### Records
^^^^^^^^^^^^^^^^

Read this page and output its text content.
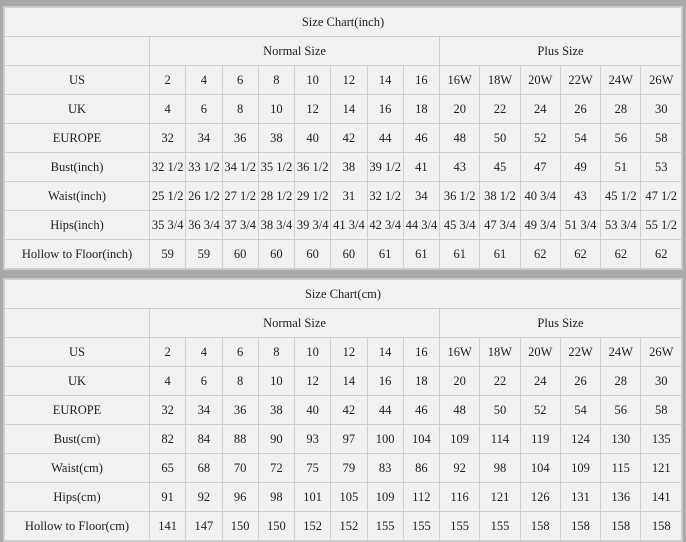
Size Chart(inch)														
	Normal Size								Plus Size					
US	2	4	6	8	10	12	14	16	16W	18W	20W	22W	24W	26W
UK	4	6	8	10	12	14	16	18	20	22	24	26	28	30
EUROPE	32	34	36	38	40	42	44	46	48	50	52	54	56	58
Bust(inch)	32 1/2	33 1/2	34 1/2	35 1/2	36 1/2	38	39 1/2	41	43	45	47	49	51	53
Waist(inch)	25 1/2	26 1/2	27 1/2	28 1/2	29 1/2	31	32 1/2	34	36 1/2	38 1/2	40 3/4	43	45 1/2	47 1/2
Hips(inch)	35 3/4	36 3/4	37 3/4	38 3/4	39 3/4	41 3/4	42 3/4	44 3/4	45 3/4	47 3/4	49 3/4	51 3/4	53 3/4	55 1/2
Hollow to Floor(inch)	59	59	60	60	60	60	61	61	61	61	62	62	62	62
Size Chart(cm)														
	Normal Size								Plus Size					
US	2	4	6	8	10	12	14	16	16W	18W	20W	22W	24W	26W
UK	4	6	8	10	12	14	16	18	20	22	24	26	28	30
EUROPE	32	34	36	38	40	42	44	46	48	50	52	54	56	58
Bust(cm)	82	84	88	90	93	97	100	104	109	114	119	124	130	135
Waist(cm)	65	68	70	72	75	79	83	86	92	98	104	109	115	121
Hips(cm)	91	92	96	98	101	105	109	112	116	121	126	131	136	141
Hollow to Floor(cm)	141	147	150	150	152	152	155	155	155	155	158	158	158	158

^^^^^^^^^^^^^^^^

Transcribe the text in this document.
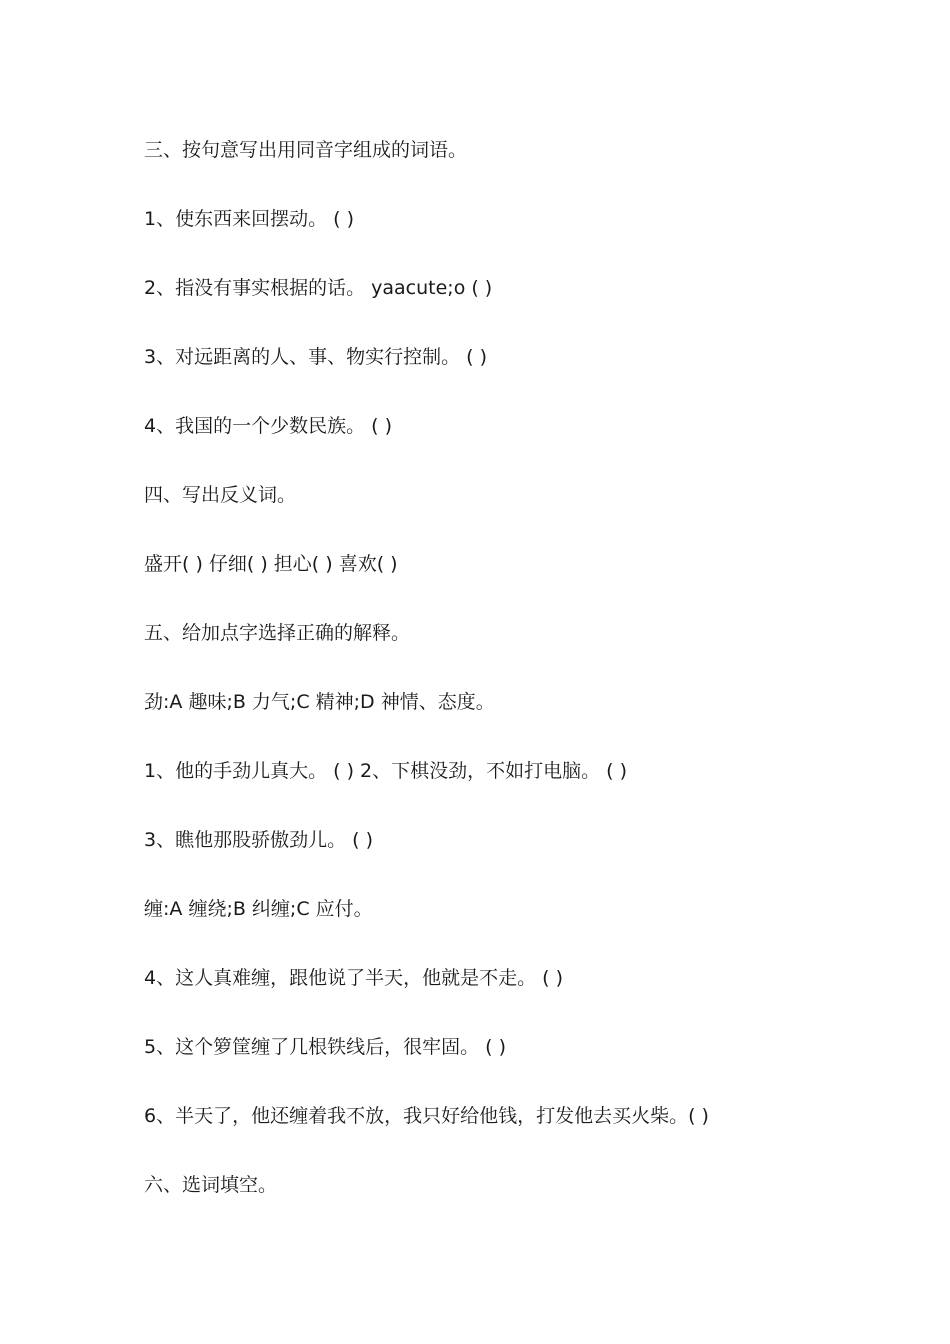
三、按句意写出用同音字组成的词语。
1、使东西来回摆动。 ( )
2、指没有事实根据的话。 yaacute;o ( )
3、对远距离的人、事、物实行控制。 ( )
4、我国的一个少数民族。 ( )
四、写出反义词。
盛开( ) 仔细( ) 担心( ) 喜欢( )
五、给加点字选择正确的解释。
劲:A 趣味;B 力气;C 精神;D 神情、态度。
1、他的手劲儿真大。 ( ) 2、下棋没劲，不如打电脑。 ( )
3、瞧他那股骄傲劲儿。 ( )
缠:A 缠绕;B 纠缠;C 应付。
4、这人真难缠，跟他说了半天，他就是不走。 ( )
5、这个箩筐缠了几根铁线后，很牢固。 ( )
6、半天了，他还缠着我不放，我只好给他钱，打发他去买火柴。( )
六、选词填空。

^^^^^^^^^^^^^^^^

Give only the number of lines in the material above that include the word "inch".

### Final result
5